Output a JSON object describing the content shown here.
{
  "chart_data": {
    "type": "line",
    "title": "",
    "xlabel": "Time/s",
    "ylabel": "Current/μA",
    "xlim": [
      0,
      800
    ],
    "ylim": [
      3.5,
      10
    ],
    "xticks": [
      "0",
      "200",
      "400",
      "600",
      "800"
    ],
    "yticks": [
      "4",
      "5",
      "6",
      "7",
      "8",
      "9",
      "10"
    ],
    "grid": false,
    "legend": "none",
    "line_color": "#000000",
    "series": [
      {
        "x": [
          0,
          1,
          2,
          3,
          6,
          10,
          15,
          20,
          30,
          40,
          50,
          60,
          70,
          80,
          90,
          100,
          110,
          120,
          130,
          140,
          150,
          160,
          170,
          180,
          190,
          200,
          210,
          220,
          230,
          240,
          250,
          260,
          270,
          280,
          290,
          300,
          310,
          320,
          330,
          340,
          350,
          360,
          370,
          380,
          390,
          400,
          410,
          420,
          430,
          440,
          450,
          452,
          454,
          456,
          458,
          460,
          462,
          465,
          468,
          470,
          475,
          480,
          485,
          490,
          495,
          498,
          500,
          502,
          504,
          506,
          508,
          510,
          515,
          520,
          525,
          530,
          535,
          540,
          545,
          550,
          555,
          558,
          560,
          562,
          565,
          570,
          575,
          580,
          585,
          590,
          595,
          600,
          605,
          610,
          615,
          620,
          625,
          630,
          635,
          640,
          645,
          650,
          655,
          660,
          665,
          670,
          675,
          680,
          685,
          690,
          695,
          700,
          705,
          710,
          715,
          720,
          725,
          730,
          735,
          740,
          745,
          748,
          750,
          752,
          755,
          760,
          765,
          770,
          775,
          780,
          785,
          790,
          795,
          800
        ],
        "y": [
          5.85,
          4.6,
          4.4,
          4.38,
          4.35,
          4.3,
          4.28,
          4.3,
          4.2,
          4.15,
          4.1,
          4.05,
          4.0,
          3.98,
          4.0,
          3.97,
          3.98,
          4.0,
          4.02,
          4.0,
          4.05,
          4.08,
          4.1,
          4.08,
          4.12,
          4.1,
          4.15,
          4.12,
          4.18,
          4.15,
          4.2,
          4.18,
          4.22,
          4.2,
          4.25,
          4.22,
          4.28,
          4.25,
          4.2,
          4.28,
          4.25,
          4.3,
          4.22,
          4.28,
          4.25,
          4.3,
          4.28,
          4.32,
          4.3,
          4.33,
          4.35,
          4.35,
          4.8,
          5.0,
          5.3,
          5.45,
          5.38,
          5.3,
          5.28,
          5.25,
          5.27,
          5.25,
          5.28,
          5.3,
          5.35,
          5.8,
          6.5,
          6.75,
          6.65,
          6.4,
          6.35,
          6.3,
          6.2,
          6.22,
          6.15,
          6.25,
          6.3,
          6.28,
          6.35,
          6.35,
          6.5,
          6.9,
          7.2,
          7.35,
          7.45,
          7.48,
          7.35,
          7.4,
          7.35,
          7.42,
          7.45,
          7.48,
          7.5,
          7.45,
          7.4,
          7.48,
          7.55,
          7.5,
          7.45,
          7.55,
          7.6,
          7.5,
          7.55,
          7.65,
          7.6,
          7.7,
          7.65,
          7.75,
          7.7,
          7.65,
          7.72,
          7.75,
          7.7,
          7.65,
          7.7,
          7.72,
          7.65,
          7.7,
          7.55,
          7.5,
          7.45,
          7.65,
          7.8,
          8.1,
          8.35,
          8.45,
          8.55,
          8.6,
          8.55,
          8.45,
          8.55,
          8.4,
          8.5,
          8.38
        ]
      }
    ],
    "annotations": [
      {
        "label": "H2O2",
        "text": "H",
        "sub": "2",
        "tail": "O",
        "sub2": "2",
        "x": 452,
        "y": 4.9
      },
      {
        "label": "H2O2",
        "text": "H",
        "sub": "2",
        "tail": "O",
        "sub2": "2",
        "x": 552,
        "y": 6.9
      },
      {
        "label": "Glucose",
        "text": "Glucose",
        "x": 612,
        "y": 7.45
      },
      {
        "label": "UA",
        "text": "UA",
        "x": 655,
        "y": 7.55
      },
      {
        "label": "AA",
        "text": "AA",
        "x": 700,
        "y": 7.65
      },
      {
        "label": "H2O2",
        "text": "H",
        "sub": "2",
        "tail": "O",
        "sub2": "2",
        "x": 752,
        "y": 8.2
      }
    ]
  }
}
┄┄┄┄┄┄┄┄┄┄┄┄┄┄┄┄┄┄┄┄
▸ INSTRUCTIONS TO FOLLOW
Retype every entry word for word.

▸ RESPONSE TO THE EXERCISE
Output a JSON object describing the content shown here.
{
  "chart_data": {
    "type": "line",
    "title": "",
    "xlabel": "Time/s",
    "ylabel": "Current/μA",
    "xlim": [
      0,
      800
    ],
    "ylim": [
      3.5,
      10
    ],
    "xticks": [
      "0",
      "200",
      "400",
      "600",
      "800"
    ],
    "yticks": [
      "4",
      "5",
      "6",
      "7",
      "8",
      "9",
      "10"
    ],
    "grid": false,
    "legend": "none",
    "line_color": "#000000",
    "series": [
      {
        "x": [
          0,
          1,
          2,
          3,
          6,
          10,
          15,
          20,
          30,
          40,
          50,
          60,
          70,
          80,
          90,
          100,
          110,
          120,
          130,
          140,
          150,
          160,
          170,
          180,
          190,
          200,
          210,
          220,
          230,
          240,
          250,
          260,
          270,
          280,
          290,
          300,
          310,
          320,
          330,
          340,
          350,
          360,
          370,
          380,
          390,
          400,
          410,
          420,
          430,
          440,
          450,
          452,
          454,
          456,
          458,
          460,
          462,
          465,
          468,
          470,
          475,
          480,
          485,
          490,
          495,
          498,
          500,
          502,
          504,
          506,
          508,
          510,
          515,
          520,
          525,
          530,
          535,
          540,
          545,
          550,
          555,
          558,
          560,
          562,
          565,
          570,
          575,
          580,
          585,
          590,
          595,
          600,
          605,
          610,
          615,
          620,
          625,
          630,
          635,
          640,
          645,
          650,
          655,
          660,
          665,
          670,
          675,
          680,
          685,
          690,
          695,
          700,
          705,
          710,
          715,
          720,
          725,
          730,
          735,
          740,
          745,
          748,
          750,
          752,
          755,
          760,
          765,
          770,
          775,
          780,
          785,
          790,
          795,
          800
        ],
        "y": [
          5.85,
          4.6,
          4.4,
          4.38,
          4.35,
          4.3,
          4.28,
          4.3,
          4.2,
          4.15,
          4.1,
          4.05,
          4.0,
          3.98,
          4.0,
          3.97,
          3.98,
          4.0,
          4.02,
          4.0,
          4.05,
          4.08,
          4.1,
          4.08,
          4.12,
          4.1,
          4.15,
          4.12,
          4.18,
          4.15,
          4.2,
          4.18,
          4.22,
          4.2,
          4.25,
          4.22,
          4.28,
          4.25,
          4.2,
          4.28,
          4.25,
          4.3,
          4.22,
          4.28,
          4.25,
          4.3,
          4.28,
          4.32,
          4.3,
          4.33,
          4.35,
          4.35,
          4.8,
          5.0,
          5.3,
          5.45,
          5.38,
          5.3,
          5.28,
          5.25,
          5.27,
          5.25,
          5.28,
          5.3,
          5.35,
          5.8,
          6.5,
          6.75,
          6.65,
          6.4,
          6.35,
          6.3,
          6.2,
          6.22,
          6.15,
          6.25,
          6.3,
          6.28,
          6.35,
          6.35,
          6.5,
          6.9,
          7.2,
          7.35,
          7.45,
          7.48,
          7.35,
          7.4,
          7.35,
          7.42,
          7.45,
          7.48,
          7.5,
          7.45,
          7.4,
          7.48,
          7.55,
          7.5,
          7.45,
          7.55,
          7.6,
          7.5,
          7.55,
          7.65,
          7.6,
          7.7,
          7.65,
          7.75,
          7.7,
          7.65,
          7.72,
          7.75,
          7.7,
          7.65,
          7.7,
          7.72,
          7.65,
          7.7,
          7.55,
          7.5,
          7.45,
          7.65,
          7.8,
          8.1,
          8.35,
          8.45,
          8.55,
          8.6,
          8.55,
          8.45,
          8.55,
          8.4,
          8.5,
          8.38
        ]
      }
    ],
    "annotations": [
      {
        "label": "H2O2",
        "text": "H",
        "sub": "2",
        "tail": "O",
        "sub2": "2",
        "x": 452,
        "y": 4.9
      },
      {
        "label": "H2O2",
        "text": "H",
        "sub": "2",
        "tail": "O",
        "sub2": "2",
        "x": 552,
        "y": 6.9
      },
      {
        "label": "Glucose",
        "text": "Glucose",
        "x": 612,
        "y": 7.45
      },
      {
        "label": "UA",
        "text": "UA",
        "x": 655,
        "y": 7.55
      },
      {
        "label": "AA",
        "text": "AA",
        "x": 700,
        "y": 7.65
      },
      {
        "label": "H2O2",
        "text": "H",
        "sub": "2",
        "tail": "O",
        "sub2": "2",
        "x": 752,
        "y": 8.2
      }
    ]
  }
}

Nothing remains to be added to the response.